● **Instructions to follow**
Copy every line of the listing exactly.

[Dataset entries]
################

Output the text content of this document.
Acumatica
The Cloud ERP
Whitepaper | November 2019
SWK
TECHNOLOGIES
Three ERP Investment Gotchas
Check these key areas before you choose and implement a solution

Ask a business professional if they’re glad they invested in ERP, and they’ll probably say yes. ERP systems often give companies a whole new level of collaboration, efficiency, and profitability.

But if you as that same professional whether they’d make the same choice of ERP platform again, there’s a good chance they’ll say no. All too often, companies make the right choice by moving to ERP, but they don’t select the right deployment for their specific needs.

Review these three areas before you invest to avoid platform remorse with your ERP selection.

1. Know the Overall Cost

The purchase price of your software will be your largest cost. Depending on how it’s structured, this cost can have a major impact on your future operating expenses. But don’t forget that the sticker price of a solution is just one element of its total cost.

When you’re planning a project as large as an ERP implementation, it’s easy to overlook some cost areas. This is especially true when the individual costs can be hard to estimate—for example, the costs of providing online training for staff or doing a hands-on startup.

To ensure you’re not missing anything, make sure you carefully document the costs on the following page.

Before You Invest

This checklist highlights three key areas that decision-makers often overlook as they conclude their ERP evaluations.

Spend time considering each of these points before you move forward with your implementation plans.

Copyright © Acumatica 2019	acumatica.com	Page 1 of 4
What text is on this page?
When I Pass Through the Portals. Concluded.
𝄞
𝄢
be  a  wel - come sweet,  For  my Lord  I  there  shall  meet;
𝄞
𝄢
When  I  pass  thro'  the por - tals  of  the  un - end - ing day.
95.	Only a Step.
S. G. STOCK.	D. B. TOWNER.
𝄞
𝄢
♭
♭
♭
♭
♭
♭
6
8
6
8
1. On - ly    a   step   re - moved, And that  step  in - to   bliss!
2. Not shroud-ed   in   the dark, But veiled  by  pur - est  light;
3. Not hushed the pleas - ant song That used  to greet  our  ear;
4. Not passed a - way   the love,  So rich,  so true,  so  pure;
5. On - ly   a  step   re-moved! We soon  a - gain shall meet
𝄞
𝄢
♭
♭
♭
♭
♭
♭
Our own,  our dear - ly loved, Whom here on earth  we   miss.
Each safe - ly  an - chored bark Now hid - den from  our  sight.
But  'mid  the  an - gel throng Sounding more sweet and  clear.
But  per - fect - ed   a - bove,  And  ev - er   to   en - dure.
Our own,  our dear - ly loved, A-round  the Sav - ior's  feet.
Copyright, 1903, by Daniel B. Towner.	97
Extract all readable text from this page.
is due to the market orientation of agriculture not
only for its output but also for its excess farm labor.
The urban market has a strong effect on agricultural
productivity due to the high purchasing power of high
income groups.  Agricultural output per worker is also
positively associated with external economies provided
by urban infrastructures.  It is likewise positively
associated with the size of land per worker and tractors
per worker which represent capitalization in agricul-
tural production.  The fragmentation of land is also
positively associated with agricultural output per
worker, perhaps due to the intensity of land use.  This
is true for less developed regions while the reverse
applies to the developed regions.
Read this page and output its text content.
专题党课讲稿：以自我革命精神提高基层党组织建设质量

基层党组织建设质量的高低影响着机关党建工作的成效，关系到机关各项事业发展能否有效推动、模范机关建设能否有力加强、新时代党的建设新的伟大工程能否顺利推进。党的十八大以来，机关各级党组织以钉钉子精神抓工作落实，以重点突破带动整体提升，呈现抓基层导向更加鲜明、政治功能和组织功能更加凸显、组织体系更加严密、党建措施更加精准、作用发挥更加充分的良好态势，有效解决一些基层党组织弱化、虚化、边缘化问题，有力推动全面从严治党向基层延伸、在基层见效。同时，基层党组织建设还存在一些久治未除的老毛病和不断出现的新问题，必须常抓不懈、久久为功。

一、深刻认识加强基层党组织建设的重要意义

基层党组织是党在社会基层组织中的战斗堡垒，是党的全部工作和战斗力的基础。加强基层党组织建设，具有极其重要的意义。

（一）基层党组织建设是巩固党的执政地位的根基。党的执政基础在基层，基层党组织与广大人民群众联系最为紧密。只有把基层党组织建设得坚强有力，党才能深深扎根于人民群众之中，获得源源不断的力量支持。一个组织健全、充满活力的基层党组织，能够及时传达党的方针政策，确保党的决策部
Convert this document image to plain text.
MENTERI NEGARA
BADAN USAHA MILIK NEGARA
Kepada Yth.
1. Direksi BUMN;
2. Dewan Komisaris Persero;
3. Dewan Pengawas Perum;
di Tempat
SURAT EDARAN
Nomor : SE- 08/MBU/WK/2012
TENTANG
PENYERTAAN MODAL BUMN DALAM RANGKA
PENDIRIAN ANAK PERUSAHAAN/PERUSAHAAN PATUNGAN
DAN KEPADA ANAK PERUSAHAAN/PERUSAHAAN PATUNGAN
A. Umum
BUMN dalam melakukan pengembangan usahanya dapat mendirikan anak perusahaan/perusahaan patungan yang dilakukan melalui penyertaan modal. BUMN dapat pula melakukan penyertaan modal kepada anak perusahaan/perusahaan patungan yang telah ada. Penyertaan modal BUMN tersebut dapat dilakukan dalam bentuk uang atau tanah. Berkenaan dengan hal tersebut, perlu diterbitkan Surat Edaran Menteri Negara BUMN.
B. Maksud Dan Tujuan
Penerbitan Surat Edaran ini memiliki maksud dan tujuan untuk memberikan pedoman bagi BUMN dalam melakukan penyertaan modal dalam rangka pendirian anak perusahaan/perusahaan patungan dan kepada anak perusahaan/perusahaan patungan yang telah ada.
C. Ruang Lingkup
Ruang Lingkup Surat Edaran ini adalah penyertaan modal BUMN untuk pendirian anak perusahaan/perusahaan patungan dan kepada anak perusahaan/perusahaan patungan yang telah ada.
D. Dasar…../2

################

● **Answer in full**
Output the text content of this document.
Acumatica
The Cloud ERP
Whitepaper | November 2019
SWK
TECHNOLOGIES
Three ERP Investment Gotchas
Check these key areas before you choose and implement a solution

Ask a business professional if they’re glad they invested in ERP, and they’ll probably say yes. ERP systems often give companies a whole new level of collaboration, efficiency, and profitability.

But if you as that same professional whether they’d make the same choice of ERP platform again, there’s a good chance they’ll say no. All too often, companies make the right choice by moving to ERP, but they don’t select the right deployment for their specific needs.

Review these three areas before you invest to avoid platform remorse with your ERP selection.

1. Know the Overall Cost

The purchase price of your software will be your largest cost. Depending on how it’s structured, this cost can have a major impact on your future operating expenses. But don’t forget that the sticker price of a solution is just one element of its total cost.

When you’re planning a project as large as an ERP implementation, it’s easy to overlook some cost areas. This is especially true when the individual costs can be hard to estimate—for example, the costs of providing online training for staff or doing a hands-on startup.

To ensure you’re not missing anything, make sure you carefully document the costs on the following page.

Before You Invest

This checklist highlights three key areas that decision-makers often overlook as they conclude their ERP evaluations.

Spend time considering each of these points before you move forward with your implementation plans.

Copyright © Acumatica 2019	acumatica.com	Page 1 of 4
What text is on this page?
When I Pass Through the Portals. Concluded.
𝄞
𝄢
be  a  wel - come sweet,  For  my Lord  I  there  shall  meet;
𝄞
𝄢
When  I  pass  thro'  the por - tals  of  the  un - end - ing day.
95.	Only a Step.
S. G. STOCK.	D. B. TOWNER.
𝄞
𝄢
♭
♭
♭
♭
♭
♭
6
8
6
8
1. On - ly    a   step   re - moved, And that  step  in - to   bliss!
2. Not shroud-ed   in   the dark, But veiled  by  pur - est  light;
3. Not hushed the pleas - ant song That used  to greet  our  ear;
4. Not passed a - way   the love,  So rich,  so true,  so  pure;
5. On - ly   a  step   re-moved! We soon  a - gain shall meet
𝄞
𝄢
♭
♭
♭
♭
♭
♭
Our own,  our dear - ly loved, Whom here on earth  we   miss.
Each safe - ly  an - chored bark Now hid - den from  our  sight.
But  'mid  the  an - gel throng Sounding more sweet and  clear.
But  per - fect - ed   a - bove,  And  ev - er   to   en - dure.
Our own,  our dear - ly loved, A-round  the Sav - ior's  feet.
Copyright, 1903, by Daniel B. Towner.	97
Extract all readable text from this page.
is due to the market orientation of agriculture not
only for its output but also for its excess farm labor.
The urban market has a strong effect on agricultural
productivity due to the high purchasing power of high
income groups.  Agricultural output per worker is also
positively associated with external economies provided
by urban infrastructures.  It is likewise positively
associated with the size of land per worker and tractors
per worker which represent capitalization in agricul-
tural production.  The fragmentation of land is also
positively associated with agricultural output per
worker, perhaps due to the intensity of land use.  This
is true for less developed regions while the reverse
applies to the developed regions.
Read this page and output its text content.
专题党课讲稿：以自我革命精神提高基层党组织建设质量

基层党组织建设质量的高低影响着机关党建工作的成效，关系到机关各项事业发展能否有效推动、模范机关建设能否有力加强、新时代党的建设新的伟大工程能否顺利推进。党的十八大以来，机关各级党组织以钉钉子精神抓工作落实，以重点突破带动整体提升，呈现抓基层导向更加鲜明、政治功能和组织功能更加凸显、组织体系更加严密、党建措施更加精准、作用发挥更加充分的良好态势，有效解决一些基层党组织弱化、虚化、边缘化问题，有力推动全面从严治党向基层延伸、在基层见效。同时，基层党组织建设还存在一些久治未除的老毛病和不断出现的新问题，必须常抓不懈、久久为功。

一、深刻认识加强基层党组织建设的重要意义

基层党组织是党在社会基层组织中的战斗堡垒，是党的全部工作和战斗力的基础。加强基层党组织建设，具有极其重要的意义。

（一）基层党组织建设是巩固党的执政地位的根基。党的执政基础在基层，基层党组织与广大人民群众联系最为紧密。只有把基层党组织建设得坚强有力，党才能深深扎根于人民群众之中，获得源源不断的力量支持。一个组织健全、充满活力的基层党组织，能够及时传达党的方针政策，确保党的决策部
Convert this document image to plain text.
MENTERI NEGARA
BADAN USAHA MILIK NEGARA
Kepada Yth.
1. Direksi BUMN;
2. Dewan Komisaris Persero;
3. Dewan Pengawas Perum;
di Tempat
SURAT EDARAN
Nomor : SE- 08/MBU/WK/2012
TENTANG
PENYERTAAN MODAL BUMN DALAM RANGKA
PENDIRIAN ANAK PERUSAHAAN/PERUSAHAAN PATUNGAN
DAN KEPADA ANAK PERUSAHAAN/PERUSAHAAN PATUNGAN
A. Umum
BUMN dalam melakukan pengembangan usahanya dapat mendirikan anak perusahaan/perusahaan patungan yang dilakukan melalui penyertaan modal. BUMN dapat pula melakukan penyertaan modal kepada anak perusahaan/perusahaan patungan yang telah ada. Penyertaan modal BUMN tersebut dapat dilakukan dalam bentuk uang atau tanah. Berkenaan dengan hal tersebut, perlu diterbitkan Surat Edaran Menteri Negara BUMN.
B. Maksud Dan Tujuan
Penerbitan Surat Edaran ini memiliki maksud dan tujuan untuk memberikan pedoman bagi BUMN dalam melakukan penyertaan modal dalam rangka pendirian anak perusahaan/perusahaan patungan dan kepada anak perusahaan/perusahaan patungan yang telah ada.
C. Ruang Lingkup
Ruang Lingkup Surat Edaran ini adalah penyertaan modal BUMN untuk pendirian anak perusahaan/perusahaan patungan dan kepada anak perusahaan/perusahaan patungan yang telah ada.
D. Dasar…../2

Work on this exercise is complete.